- _Document passage_:
◇ ◇ ◇ ◇ ◇ ◇ ◇
Marking Edges and Nodes in a graph
Many times we're accustomed to counting or marking the number of nodes in a graph. But this problem not only requires you to do so for the Nodes, but also for the Edges. In an indirect graph, the search can lead to edges that are adjacent to an already-visited node. The best way that I find to deal with this situation is to have another hash table, this time for the edges, and mark them using the following approach:
key = (large number) * Max(a,b) + Min(a,b)
You can see this approach in use here. Once you count the number of edges and nodes in a connected subgraph, it becomes straightforward to determine whether the subgraph is complete or not. Code is down below, cheers, ACC.
Count the Number of Complete Components - LeetCode
You are given an integer n. There is an undirected graph with n vertices, numbered from 0 to n - 1. You are given a 2D integer array edges where edges[i] = [ai, bi] denotes that there exists an undirected edge connecting vertices ai and bi.
Return the number of complete connected components of the graph.
◇ ◇ ◇ ◇ ◇ ◇ ◇
- _Task to carry out_: Write the next part of the post on counting complete components in a graph, starting after its last sentence. The lines after this text aren't needed for anything here.

- _Provided information_:
◇ ◇ ◇ ◇ ◇ ◇ ◇
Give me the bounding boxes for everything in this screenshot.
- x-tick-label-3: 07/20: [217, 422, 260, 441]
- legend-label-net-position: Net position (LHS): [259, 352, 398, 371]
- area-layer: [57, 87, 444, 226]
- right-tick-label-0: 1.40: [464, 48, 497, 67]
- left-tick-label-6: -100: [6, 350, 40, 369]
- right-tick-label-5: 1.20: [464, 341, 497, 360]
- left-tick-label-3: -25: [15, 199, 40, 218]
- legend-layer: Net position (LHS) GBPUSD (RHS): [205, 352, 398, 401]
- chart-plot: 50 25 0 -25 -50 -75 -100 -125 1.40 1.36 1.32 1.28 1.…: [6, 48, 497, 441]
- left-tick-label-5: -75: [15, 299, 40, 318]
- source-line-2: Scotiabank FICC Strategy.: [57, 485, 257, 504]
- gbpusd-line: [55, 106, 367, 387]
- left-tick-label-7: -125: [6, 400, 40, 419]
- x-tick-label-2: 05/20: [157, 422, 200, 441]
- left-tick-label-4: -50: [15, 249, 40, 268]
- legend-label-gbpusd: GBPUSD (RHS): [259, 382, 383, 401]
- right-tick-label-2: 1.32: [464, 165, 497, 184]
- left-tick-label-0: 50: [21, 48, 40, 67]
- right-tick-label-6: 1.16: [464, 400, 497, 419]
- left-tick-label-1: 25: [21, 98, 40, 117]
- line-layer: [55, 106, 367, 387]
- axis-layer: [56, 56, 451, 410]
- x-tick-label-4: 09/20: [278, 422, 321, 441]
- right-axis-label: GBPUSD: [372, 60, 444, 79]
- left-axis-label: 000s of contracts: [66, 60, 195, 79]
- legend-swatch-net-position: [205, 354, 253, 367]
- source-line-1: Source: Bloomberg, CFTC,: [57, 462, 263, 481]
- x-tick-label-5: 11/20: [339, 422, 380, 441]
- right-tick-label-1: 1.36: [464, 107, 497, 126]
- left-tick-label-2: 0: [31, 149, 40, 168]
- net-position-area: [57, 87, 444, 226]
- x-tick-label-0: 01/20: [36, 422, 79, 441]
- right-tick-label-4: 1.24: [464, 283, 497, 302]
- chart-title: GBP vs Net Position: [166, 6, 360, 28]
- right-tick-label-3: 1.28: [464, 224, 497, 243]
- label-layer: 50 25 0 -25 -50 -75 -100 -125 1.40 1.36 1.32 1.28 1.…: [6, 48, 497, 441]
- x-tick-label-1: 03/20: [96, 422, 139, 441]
◇ ◇ ◇ ◇ ◇ ◇ ◇
- _Result below_:
A connected component is a subgraph of a graph in which there exists a path between any two vertices, and no vertex of the subgraph shares an edge with a vertex outside of the subgraph.
A connected component is said to be complete if there exists an edge between every pair of its vertices.
Example 1:
Input: n = 6, edges = [[0,1],[0,2],[1,2],[3,4]] Output: 3 Explanation: From the picture above, one can see that all of the components of this graph are complete.
Example 2:
Input: n = 6, edges = [[0,1],[0,2],[1,2],[3,4],[3,5]] Output: 1 Explanation: The component containing vertices 0, 1, and 2 is complete since there is an edge between every pair of two vertices. On the other hand, the component containing vertices 3, 4, and 5 is not complete since there is no edge between vertices 4 and 5. Thus, the number of complete components in this graph is 1.
Constraints:
1 <= n <= 500 <= edges.length <= n * (n - 1) / 2edges[i].length == 20 <= ai, bi <= n - 1ai != bi- There are no repeated edges.
private Hashtable CreateGraphFromEdges(int[][] edges)
{
Hashtable graph = new Hashtable();
for (int i = 0; i < edges.Length; i++)
{
for (int j = 0; j < edges[i].Length; j++)
{
int from = edges[i][j];
int to = edges[i][(j + 1) % edges[i].Length];
if (!graph.ContainsKey(from)) graph.Add(from, new Hashtable());
Hashtable connections = (Hashtable)graph[from];
if (!connections.ContainsKey(to)) connections.Add(to, true);
}
}
return graph;
}
private void MarkGraph(Hashtable graph,
int index,
Hashtable visitedNodes,
Hashtable visitedEdges)
{
if (!visitedNodes.ContainsKey(index))
visitedNodes.Add(index, true);
if (graph.ContainsKey(index))
{
Hashtable connections = (Hashtable)graph[index];
foreach(int connection in connections.Keys)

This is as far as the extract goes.